Document segment:
BEGIN

Interest is charged at varying rates, depending on when the loan was taken, of up to 7.3% or more. Due to low wages, industrial decline and loss of skilled and semi-skilled jobs, around 27% of full-time undergraduates starting in 2022/23 were expected to repay the loans in full.

Rather than writing off the debt the government has extended the repayment period from 30 to 40 years and effectively increased the cost of loans to graduates, especially those on low wages. From 2024-25, graduates will repay loans upon earning £25,000 rather than the current threshold of £27,295. The government expects 61% of the new students from 2023/24 onwards to repay loans in full, a target which is unlikely to be met. Data shows that only 65% of graduates who are liable to repay are in the UK tax system and just 37% made a repayment in the financial year 2022-23.

Since 2017-18, the interest added to loans has exceeded repayments. In 2020-21 and 2021-22 the interest added was £4.7bn a year, rising to £8.3bn in 2022-23, compared to £4.2bn in repayments. At the end of 2022-23, £205.6bn of loan was outstanding, and is expected to rise to £460bn by the mid-2040s. Despite inflicting hardship to graduates and their families for up to 40 years, most of the debt will never be repaid.

Governments can easily cancel the debt and stimulate purchasing power and demand in the economy. The debt of £205.6bn does not have to be written off in one instalment. It only needs to be written-off as and when it becomes due for repayment. Therefore, the write-off will be spread over the next 30-40 years.

The shifting of what used to be public spending and debt to households has reduced the spending power of low/middle income families, and their ability to rebuild the economy. Loan repayments reduce disposable income of graduates, just when they are thinking about starting a family, business or buying a home.

High graduate debt has persuaded too many English students to shun Masters and Doctoral level studies and skills enhancement programmes, leading to chronic skills shortages. Indeed, England is being left behind other European nations, many of which levy low or no fees to locally domiciled students at public universities. These include Austria, Belgium, Czech Republic, Denmark, Finland, France, Germany, Greece, Italy, Norway, Scotland and Spain, just to name a few.

END

Extracted material:
BEGIN

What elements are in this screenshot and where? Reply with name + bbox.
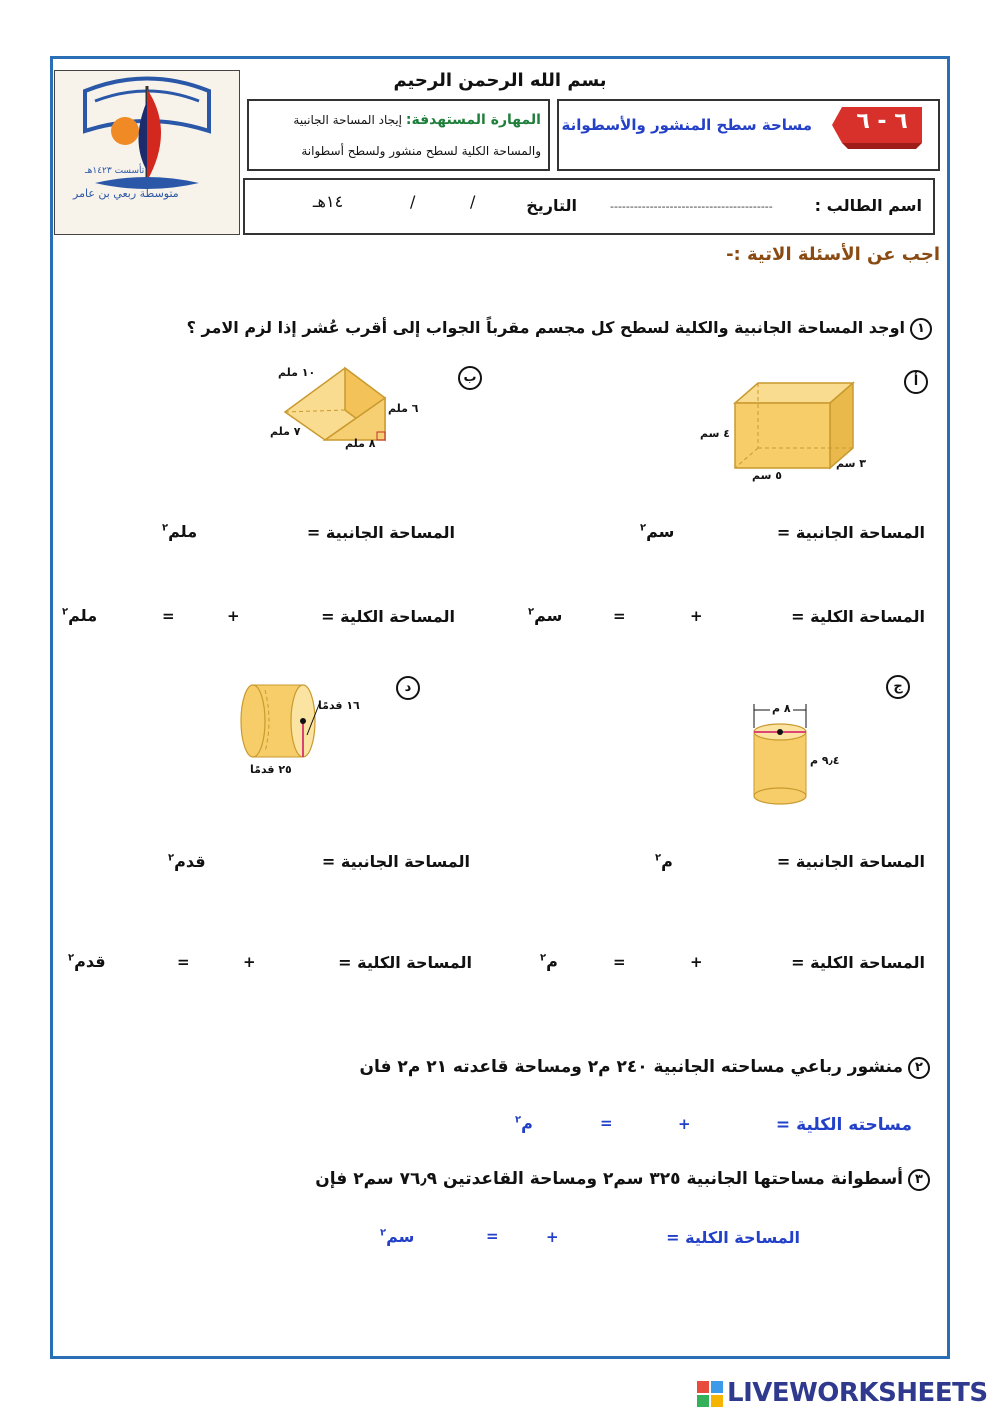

END
BEGIN

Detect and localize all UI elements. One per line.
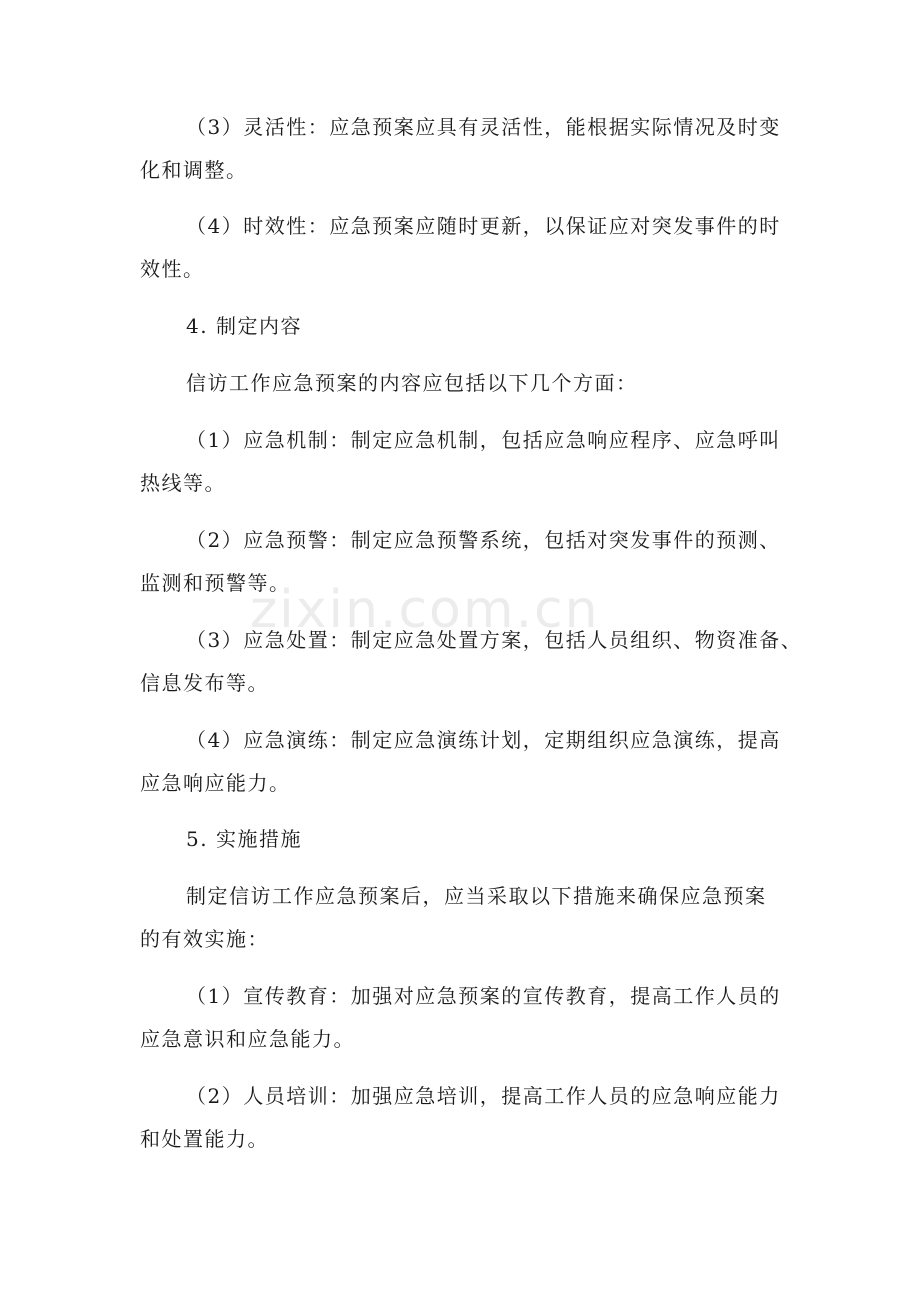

END

Goals:
**a)** According to the passage on student loan debt, why would cancelling the £205.6bn not have to happen all at once? Answer in one to three sentences.
**b)** Extend the passage on student loan debt, picking up after its final sentence.

Responses:
**a)** The passage says the debt only needs to be written off as and when it becomes due for repayment, not in one instalment. As a result, the write-off would be spread over the next 30-40 years.

**b)**
Evidence shows that comparatively less wealthy countries are providing free university education. The UK can invest in its future too, but is held back by political dogmas.

The 2019 election manifesto of the Labour Party  sought to stimulate the economy and address skills shortages by promising to “abolish tuition fees and bring back the maintenance grant”. In 2020, this commitment was reaffirmed by the new leader Sir Keir Starmer. However, in May 2023 he reneged on his pledge and claimed that “the country could not afford it”. So, how is the UK to address skills shortages and increase purchasing power of the people?

Free university tuition and write-off of student is eminently affordable through progressive taxation and elimination of the tax perks of a wealthy minority. These include a wealth tax on the ultra rich, a financial transactions tax; taxing capital gains, dividends and investment income at the same rates as wages; restricting tax relief on pensions contributions to the basic rate of income tax; a withholding tax on interest and dividends paid to offshore affiliates and by eliminating methods of avoiding inheritance tax, just to mention a few options. Since 2010, between £450bn and £1,500bn of tax has not been collected due to evasion, avoidance and error. Investment in HMRC can help to collect some of the lost amounts.

Dethroning the gods of neoliberalism is a necessary condition for economic rejuvenation and prosperity, and free higher education is a small step towards that.